Your task is to copy the listing exactly. Drop any pictures from the copy.
[start of TASK INPUT]
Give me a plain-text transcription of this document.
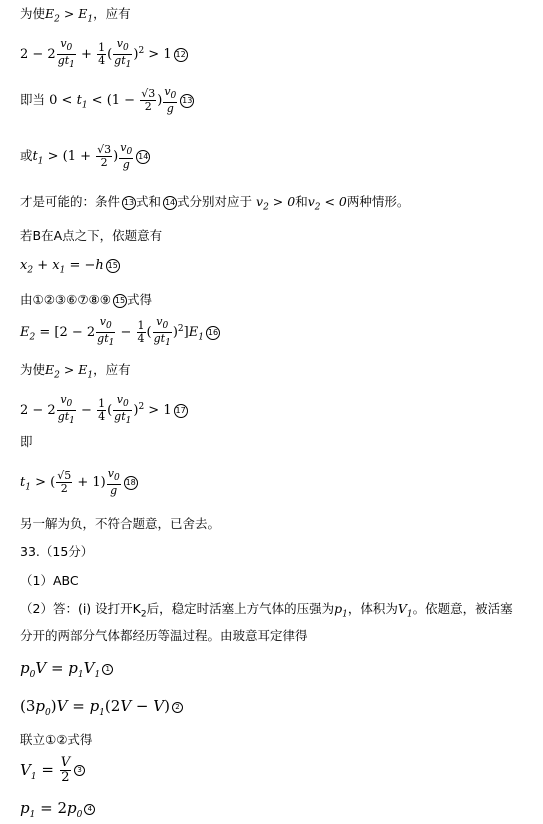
为使$E_2 > E_1$，应有
$2 - 2 \frac{v_0}{gt_1} + \frac{1}{4}$ ( $\frac{v_0}{gt_1} )^2 > 1$ 12
即当 $0 < t_1 < (1 - \frac{√3}{2}$ ) $\frac{v_0}{g} 13$
或$t_1 > (1 + \frac{√3}{2}$ ) $\frac{v_0}{g} 14$
才是可能的：条件 13 式和 14 式分别对应于 $v_2 > 0$和$v_2 < 0$两种情形。
若B在A点之下，依题意有
$x_2 + x_1 = -h$ 15
由①②③⑥⑦⑧⑨ 15 式得
$E_2 = [2 - 2 \frac{v_0}{gt_1} - \frac{1}{4}$ ( $\frac{v_0}{gt_1} )^2]E_116$
为使$E_2 > E_1$，应有
$2 - 2 \frac{v_0}{gt_1} - \frac{1}{4}$ ( $\frac{v_0}{gt_1} )^2 > 1$ 17
即
$t_1$ > ( $\frac{√5}{2} + 1) \frac{v_0}{g} 18$
另一解为负，不符合题意，已舍去。
33.（15分）
（1）ABC
（2）答：(i) 设打开$K_2$后，稳定时活塞上方气体的压强为$p_1$，体积为$V_1$。依题意，被活塞
分开的两部分气体都经历等温过程。由玻意耳定律得
$p_0V = p_1V_11$
$(3p_0)V = p_1(2V - V)$ 2
联立①②式得
$V_1 = \frac{V}{2} 3$
$p_1 = 2p_04$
[end of TASK INPUT]
**RESPONSE FOR THIS EXERCISE:**
Give me a plain-text transcription of this document.
为使$E_2 > E_1$，应有
$2 - 2 \frac{v_0}{gt_1} + \frac{1}{4}$ ( $\frac{v_0}{gt_1} )^2 > 1$ 12
即当 $0 < t_1 < (1 - \frac{√3}{2}$ ) $\frac{v_0}{g} 13$
或$t_1 > (1 + \frac{√3}{2}$ ) $\frac{v_0}{g} 14$
才是可能的：条件 13 式和 14 式分别对应于 $v_2 > 0$和$v_2 < 0$两种情形。
若B在A点之下，依题意有
$x_2 + x_1 = -h$ 15
由①②③⑥⑦⑧⑨ 15 式得
$E_2 = [2 - 2 \frac{v_0}{gt_1} - \frac{1}{4}$ ( $\frac{v_0}{gt_1} )^2]E_116$
为使$E_2 > E_1$，应有
$2 - 2 \frac{v_0}{gt_1} - \frac{1}{4}$ ( $\frac{v_0}{gt_1} )^2 > 1$ 17
即
$t_1$ > ( $\frac{√5}{2} + 1) \frac{v_0}{g} 18$
另一解为负，不符合题意，已舍去。
33.（15分）
（1）ABC
（2）答：(i) 设打开$K_2$后，稳定时活塞上方气体的压强为$p_1$，体积为$V_1$。依题意，被活塞
分开的两部分气体都经历等温过程。由玻意耳定律得
$p_0V = p_1V_11$
$(3p_0)V = p_1(2V - V)$ 2
联立①②式得
$V_1 = \frac{V}{2} 3$
$p_1 = 2p_04$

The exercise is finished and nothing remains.